### What is being asked:
Select all lines with the string "Price" in them, and copy those lines.

>> BEGIN Records provided

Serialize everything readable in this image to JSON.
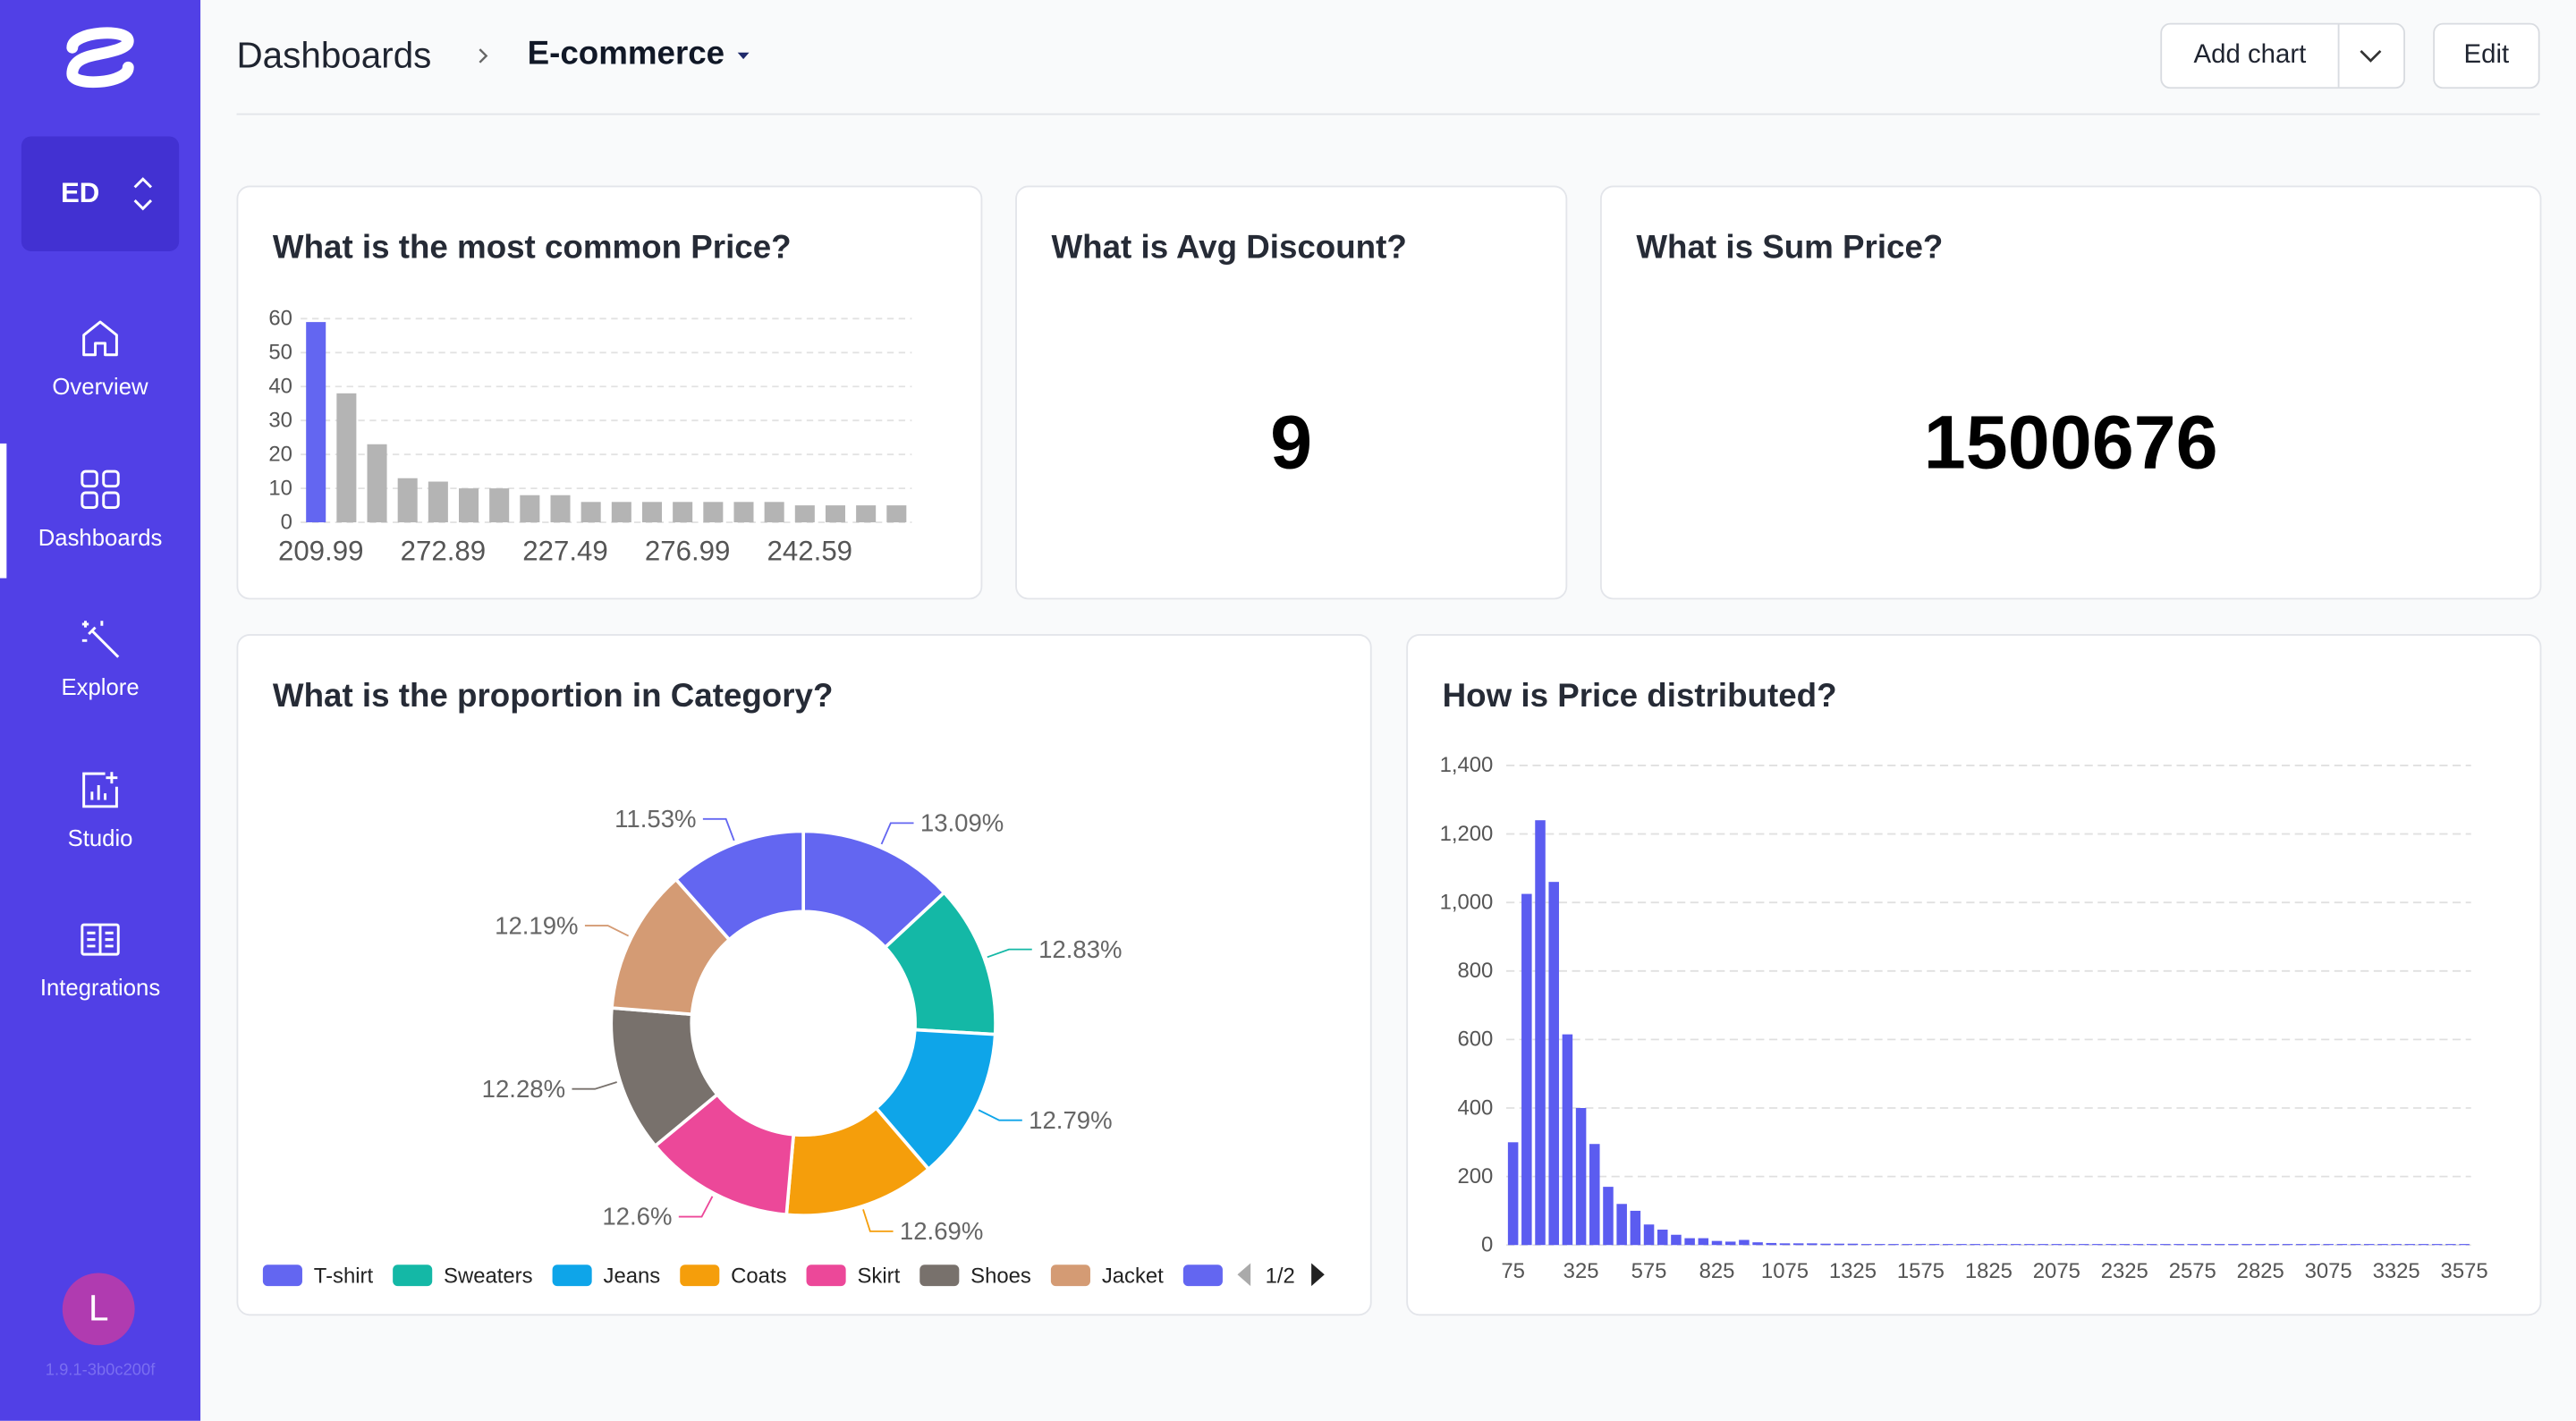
{
  "sidebar": {
    "workspace": "ED",
    "nav": [
      "Overview",
      "Dashboards",
      "Explore",
      "Studio",
      "Integrations"
    ],
    "avatar": "L",
    "version": "1.9.1-3b0c200f"
  },
  "header": {
    "breadcrumb": "Dashboards",
    "dashboard": "E-commerce",
    "buttons": [
      "Add chart",
      "Edit"
    ]
  },
  "metrics": [
    {
      "title": "What is Avg Discount?",
      "value": 9
    },
    {
      "title": "What is Sum Price?",
      "value": 1500676
    }
  ],
  "chart_data": [
    {
      "type": "bar",
      "title": "What is the most common Price?",
      "categories": [
        "209.99",
        null,
        null,
        null,
        "272.89",
        null,
        null,
        null,
        "227.49",
        null,
        null,
        null,
        "276.99",
        null,
        null,
        null,
        "242.59",
        null,
        null,
        null
      ],
      "values": [
        59,
        38,
        23,
        13,
        12,
        10,
        10,
        8,
        8,
        6,
        6,
        6,
        6,
        6,
        6,
        6,
        5,
        5,
        5,
        5
      ],
      "colors": [
        "#6366f1",
        "#b4b4b4",
        "#b4b4b4",
        "#b4b4b4",
        "#b4b4b4",
        "#b4b4b4",
        "#b4b4b4",
        "#b4b4b4",
        "#b4b4b4",
        "#b4b4b4",
        "#b4b4b4",
        "#b4b4b4",
        "#b4b4b4",
        "#b4b4b4",
        "#b4b4b4",
        "#b4b4b4",
        "#b4b4b4",
        "#b4b4b4",
        "#b4b4b4",
        "#b4b4b4"
      ],
      "ylim": [
        0,
        60
      ],
      "yticks": [
        0,
        10,
        20,
        30,
        40,
        50,
        60
      ],
      "grid": true
    },
    {
      "type": "pie",
      "title": "What is the proportion in Category?",
      "donut": true,
      "categories": [
        "T-shirt",
        "Sweaters",
        "Jeans",
        "Coats",
        "Skirt",
        "Shoes",
        "Jacket",
        null
      ],
      "values": [
        13.09,
        12.83,
        12.79,
        12.69,
        12.6,
        12.28,
        12.19,
        11.53
      ],
      "value_labels": [
        "13.09%",
        "12.83%",
        "12.79%",
        "12.69%",
        "12.6%",
        "12.28%",
        "12.19%",
        "11.53%"
      ],
      "colors": [
        "#6366f1",
        "#14b8a6",
        "#0ea5e9",
        "#f59e0b",
        "#ec4899",
        "#78716c",
        "#d49b74",
        "#6366f1"
      ],
      "legend_page": "1/2"
    },
    {
      "type": "histogram",
      "title": "How is Price distributed?",
      "color": "#5b5cf0",
      "bins": [
        50,
        100,
        150,
        200,
        250,
        300,
        350,
        400,
        450,
        500,
        550,
        600,
        650,
        700,
        750,
        800,
        850,
        900,
        950,
        1000,
        1050,
        1100,
        1150,
        1200,
        1250,
        1300,
        1350,
        1400,
        1450,
        1500,
        1550,
        1600,
        1650,
        1700,
        1750,
        1800,
        1850,
        1900,
        1950,
        2000,
        2050,
        2100,
        2150,
        2200,
        2250,
        2300,
        2350,
        2400,
        2450,
        2500,
        2550,
        2600,
        2650,
        2700,
        2750,
        2800,
        2850,
        2900,
        2950,
        3000,
        3050,
        3100,
        3150,
        3200,
        3250,
        3300,
        3350,
        3400,
        3450,
        3500,
        3550,
        3600
      ],
      "values": [
        300,
        1025,
        1240,
        1060,
        615,
        400,
        295,
        170,
        120,
        100,
        60,
        45,
        30,
        20,
        20,
        12,
        10,
        15,
        8,
        6,
        5,
        5,
        5,
        4,
        4,
        4,
        3,
        3,
        3,
        3,
        3,
        3,
        3,
        3,
        3,
        3,
        3,
        3,
        3,
        3,
        3,
        3,
        3,
        3,
        3,
        3,
        3,
        3,
        3,
        3,
        3,
        3,
        3,
        3,
        3,
        3,
        3,
        3,
        3,
        3,
        3,
        3,
        3,
        3,
        3,
        3,
        3,
        3,
        3,
        3,
        3
      ],
      "xlim": [
        50,
        3600
      ],
      "xticks": [
        75,
        325,
        575,
        825,
        1075,
        1325,
        1575,
        1825,
        2075,
        2325,
        2575,
        2825,
        3075,
        3325,
        3575
      ],
      "ylim": [
        0,
        1400
      ],
      "yticks": [
        0,
        200,
        400,
        600,
        800,
        {
          "value": 1000,
          "label": "1,000"
        },
        {
          "value": 1200,
          "label": "1,200"
        },
        {
          "value": 1400,
          "label": "1,400"
        }
      ],
      "grid": true
    }
  ]
}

>> END Records provided

### Reply to the exercise:
      "title": "What is Sum Price?",
      "title": "What is the most common Price?",
      "title": "How is Price distributed?",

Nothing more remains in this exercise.